> **Goal**
Can you give the rows again from the line with "terminal-line: Imakefile bin/" to the line with "blanker-on-radio[interactable] <box>226 132", both included, replacing "background-list-item" with "backdrop-list-item" and leaving everything else unchanged?

** Begin **

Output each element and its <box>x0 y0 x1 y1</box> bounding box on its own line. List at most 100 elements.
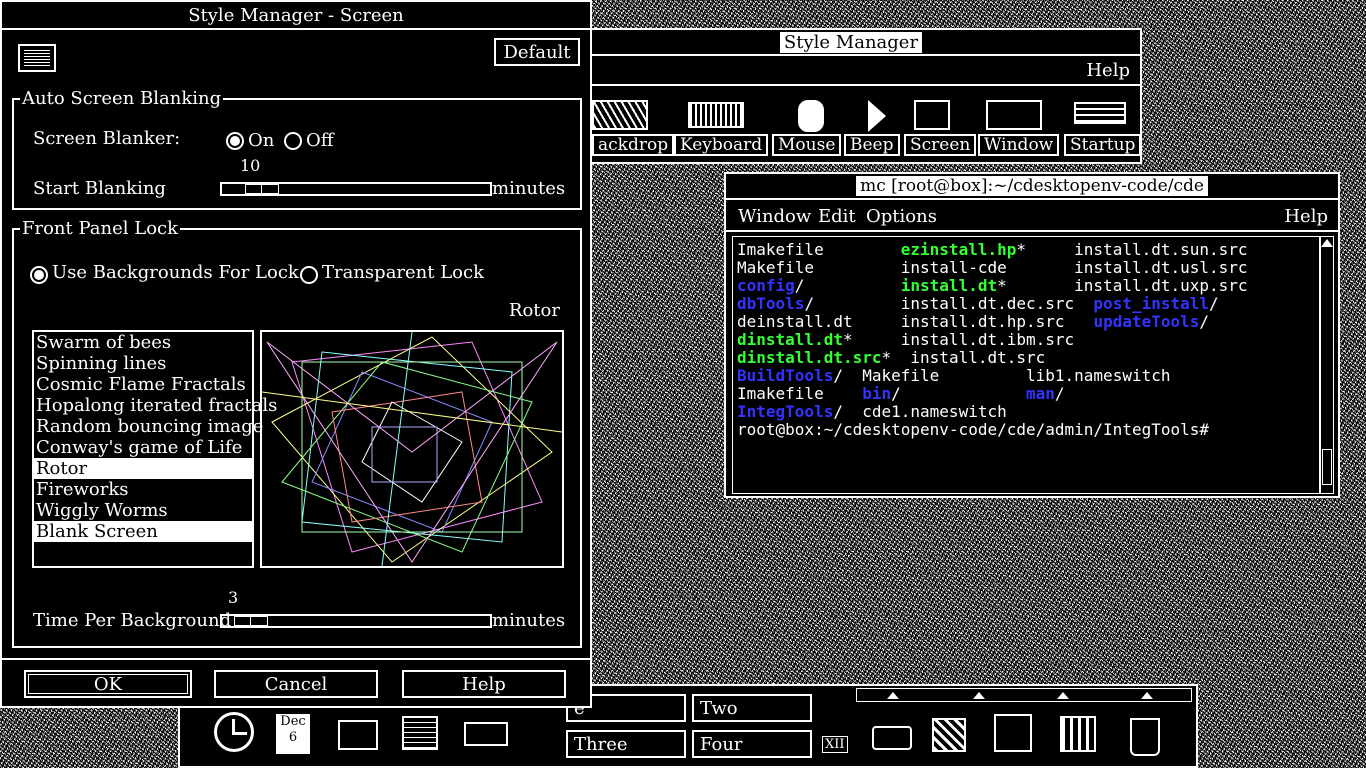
terminal-line: Imakefile bin/ man/ <box>737 385 1319 403</box>
background-list-item[interactable]: Fireworks <box>34 479 252 500</box>
style-manager-title: Style Manager <box>779 31 923 53</box>
terminal-segment: install.dt.sun.src <box>1074 240 1248 259</box>
rotor-preview <box>260 330 564 568</box>
keyboard-icon[interactable] <box>688 102 744 128</box>
background-list-item[interactable]: Wiggly Worms <box>34 500 252 521</box>
screen-icon[interactable] <box>914 100 950 130</box>
start-blanking-slider[interactable] <box>220 182 492 196</box>
window-icon[interactable] <box>986 100 1042 130</box>
blanker-on-radio[interactable] <box>226 132 244 150</box>
blanker-off-radio[interactable] <box>284 132 302 150</box>
calendar-month: Dec <box>280 714 306 729</box>
terminal-line: IntegTools/ cde1.nameswitch <box>737 403 1319 421</box>
screen-dialog: Style Manager - Screen Default Auto Scre… <box>0 0 592 708</box>
time-per-background-thumb[interactable] <box>234 616 268 626</box>
terminal-segment: Imakefile <box>737 384 863 403</box>
screen-dialog-title: Style Manager - Screen <box>184 4 408 26</box>
terminal-line: dinstall.dt* install.dt.ibm.src <box>737 331 1319 349</box>
toolbar-screen[interactable]: Screen <box>904 134 977 156</box>
terminal-segment: / <box>1199 312 1210 331</box>
time-per-background-slider[interactable] <box>220 614 492 628</box>
help-button[interactable]: Help <box>402 670 566 698</box>
menu-help[interactable]: Help <box>1086 60 1130 81</box>
screen-dialog-titlebar[interactable]: Style Manager - Screen <box>2 2 590 30</box>
workspace-four[interactable]: Four <box>692 730 812 758</box>
terminal-segment: root@box:~/cdesktopenv-code/cde/admin/In… <box>737 420 1210 439</box>
toolbar-backdrop[interactable]: ackdrop <box>592 134 675 156</box>
cancel-button[interactable]: Cancel <box>214 670 378 698</box>
background-list-item[interactable]: Random bouncing image <box>34 416 263 437</box>
terminal-segment: * <box>842 330 901 349</box>
blanker-on-label[interactable]: On <box>248 130 274 151</box>
screen-blanker-label: Screen Blanker: <box>33 128 181 149</box>
start-blanking-label: Start Blanking <box>33 178 166 199</box>
terminal-line: deinstall.dt install.dt.hp.src updateToo… <box>737 313 1319 331</box>
background-list-item[interactable]: Conway's game of Life <box>34 437 252 458</box>
trash-icon[interactable] <box>1130 718 1160 756</box>
ok-button[interactable]: OK <box>24 670 192 698</box>
background-list-item[interactable]: Blank Screen <box>34 521 252 542</box>
terminal-menu-window[interactable]: Window <box>738 206 811 227</box>
scroll-thumb[interactable] <box>1322 449 1332 485</box>
background-list[interactable]: Swarm of bees Spinning lines Cosmic Flame … <box>32 330 277 568</box>
terminal-menu-help[interactable]: Help <box>1284 206 1328 227</box>
toolbar-window[interactable]: Window <box>978 134 1060 156</box>
backdrop-icon[interactable] <box>592 100 648 130</box>
subpanel-arrow-icon[interactable] <box>887 692 899 699</box>
subpanel-arrow-icon[interactable] <box>973 692 985 699</box>
toolbar-startup[interactable]: Startup <box>1064 134 1142 156</box>
printer-icon[interactable] <box>872 726 912 750</box>
transparent-lock-label[interactable]: Transparent Lock <box>322 262 484 283</box>
mailer-icon[interactable] <box>464 722 508 746</box>
style-manager-icon[interactable] <box>932 718 966 752</box>
terminal-segment: install.dt.usl.src <box>1074 258 1248 277</box>
subpanel-arrow-icon[interactable] <box>1141 692 1153 699</box>
mouse-icon[interactable] <box>798 100 824 132</box>
style-manager-menubar: Help <box>562 58 1140 86</box>
terminal-scrollbar[interactable] <box>1320 236 1334 494</box>
toolbar-keyboard[interactable]: Keyboard <box>674 134 769 156</box>
terminal-output[interactable]: Imakefile ezinstall.hp* install.dt.sun.s… <box>732 236 1320 494</box>
help-manager-icon[interactable] <box>1060 716 1096 752</box>
background-list-item[interactable]: Rotor <box>34 458 252 479</box>
scroll-up-arrow[interactable] <box>1321 239 1333 247</box>
startup-icon[interactable] <box>1074 102 1126 124</box>
time-per-background-label: Time Per Background <box>33 610 232 631</box>
start-blanking-thumb[interactable] <box>245 184 279 194</box>
calendar-icon[interactable]: Dec 6 <box>276 714 310 754</box>
style-manager-titlebar[interactable]: Style Manager <box>562 30 1140 56</box>
terminal-menu-edit[interactable]: Edit <box>818 206 856 227</box>
terminal-title: mc [root@box]:~/cdesktopenv-code/cde <box>856 176 1208 196</box>
app-manager-icon[interactable] <box>994 714 1032 752</box>
blanker-off-label[interactable]: Off <box>306 130 334 151</box>
background-list-item[interactable]: Spinning lines <box>34 353 252 374</box>
terminal-segment: install.dt.uxp.src <box>1074 276 1248 295</box>
use-backgrounds-label[interactable]: Use Backgrounds For Lock <box>52 262 299 283</box>
terminal-segment: Makefile lib1.nameswitch <box>862 366 1171 385</box>
clock-icon[interactable] <box>214 712 254 752</box>
clock-hand2-icon <box>233 732 247 735</box>
file-manager-icon[interactable] <box>338 720 378 750</box>
terminal-titlebar[interactable]: mc [root@box]:~/cdesktopenv-code/cde <box>726 174 1338 200</box>
terminal-segment: dbTools <box>737 294 805 313</box>
default-button[interactable]: Default <box>494 38 580 66</box>
workspace-three[interactable]: Three <box>566 730 686 758</box>
transparent-lock-radio[interactable] <box>300 266 318 284</box>
text-editor-icon[interactable] <box>402 716 438 750</box>
terminal-line: root@box:~/cdesktopenv-code/cde/admin/In… <box>737 421 1319 439</box>
toolbar-mouse[interactable]: Mouse <box>772 134 842 156</box>
use-backgrounds-radio[interactable] <box>30 266 48 284</box>
background-list-item[interactable]: Cosmic Flame Fractals <box>34 374 252 395</box>
terminal-menu-options[interactable]: Options <box>866 206 937 227</box>
terminal-segment: config <box>737 276 795 295</box>
start-blanking-units: minutes <box>492 178 566 199</box>
terminal-segment: / <box>833 366 863 385</box>
subpanel-arrow-icon[interactable] <box>1057 692 1069 699</box>
terminal-segment: install-cde <box>900 258 1007 277</box>
beep-icon[interactable] <box>868 100 886 132</box>
background-list-item[interactable]: Swarm of bees <box>34 332 252 353</box>
start-blanking-value: 10 <box>240 156 261 175</box>
toolbar-beep[interactable]: Beep <box>844 134 900 156</box>
background-list-item[interactable]: Hopalong iterated fractals <box>34 395 277 416</box>
workspace-two[interactable]: Two <box>692 694 812 722</box>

** End **

> **Finished exercise**
terminal-line: Imakefile bin/ man/ <box>737 385 1319 403</box>
backdrop-list-item[interactable]: Fireworks <box>34 479 252 500</box>
style-manager-title: Style Manager <box>779 31 923 53</box>
terminal-segment: install.dt.sun.src <box>1074 240 1248 259</box>
rotor-preview <box>260 330 564 568</box>
keyboard-icon[interactable] <box>688 102 744 128</box>
backdrop-list-item[interactable]: Wiggly Worms <box>34 500 252 521</box>
screen-icon[interactable] <box>914 100 950 130</box>
start-blanking-slider[interactable] <box>220 182 492 196</box>
window-icon[interactable] <box>986 100 1042 130</box>
blanker-on-radio[interactable] <box>226 132 244 150</box>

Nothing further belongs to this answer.